◆ **Challenge**
Repeat the listing in full, preserving every character.

....

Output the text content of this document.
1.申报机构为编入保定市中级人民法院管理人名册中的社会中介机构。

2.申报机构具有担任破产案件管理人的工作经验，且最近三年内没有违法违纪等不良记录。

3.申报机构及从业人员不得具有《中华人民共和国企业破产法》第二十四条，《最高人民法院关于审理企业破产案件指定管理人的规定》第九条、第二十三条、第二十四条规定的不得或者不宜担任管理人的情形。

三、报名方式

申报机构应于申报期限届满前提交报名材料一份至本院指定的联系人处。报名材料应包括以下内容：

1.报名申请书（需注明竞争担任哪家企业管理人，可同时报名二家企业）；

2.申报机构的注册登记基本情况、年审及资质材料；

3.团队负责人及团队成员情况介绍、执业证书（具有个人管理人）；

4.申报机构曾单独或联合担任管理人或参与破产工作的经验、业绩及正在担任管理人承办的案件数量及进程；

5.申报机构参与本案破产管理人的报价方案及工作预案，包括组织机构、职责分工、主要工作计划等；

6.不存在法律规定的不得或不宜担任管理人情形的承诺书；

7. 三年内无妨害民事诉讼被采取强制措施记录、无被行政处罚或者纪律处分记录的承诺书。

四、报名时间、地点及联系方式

....

◆ **Answer below**
Output the text content of this document.
1.申报机构为编入保定市中级人民法院管理人名册中的社会中介机构。

2.申报机构具有担任破产案件管理人的工作经验，且最近三年内没有违法违纪等不良记录。

3.申报机构及从业人员不得具有《中华人民共和国企业破产法》第二十四条，《最高人民法院关于审理企业破产案件指定管理人的规定》第九条、第二十三条、第二十四条规定的不得或者不宜担任管理人的情形。

三、报名方式

申报机构应于申报期限届满前提交报名材料一份至本院指定的联系人处。报名材料应包括以下内容：

1.报名申请书（需注明竞争担任哪家企业管理人，可同时报名二家企业）；

2.申报机构的注册登记基本情况、年审及资质材料；

3.团队负责人及团队成员情况介绍、执业证书（具有个人管理人）；

4.申报机构曾单独或联合担任管理人或参与破产工作的经验、业绩及正在担任管理人承办的案件数量及进程；

5.申报机构参与本案破产管理人的报价方案及工作预案，包括组织机构、职责分工、主要工作计划等；

6.不存在法律规定的不得或不宜担任管理人情形的承诺书；

7. 三年内无妨害民事诉讼被采取强制措施记录、无被行政处罚或者纪律处分记录的承诺书。

四、报名时间、地点及联系方式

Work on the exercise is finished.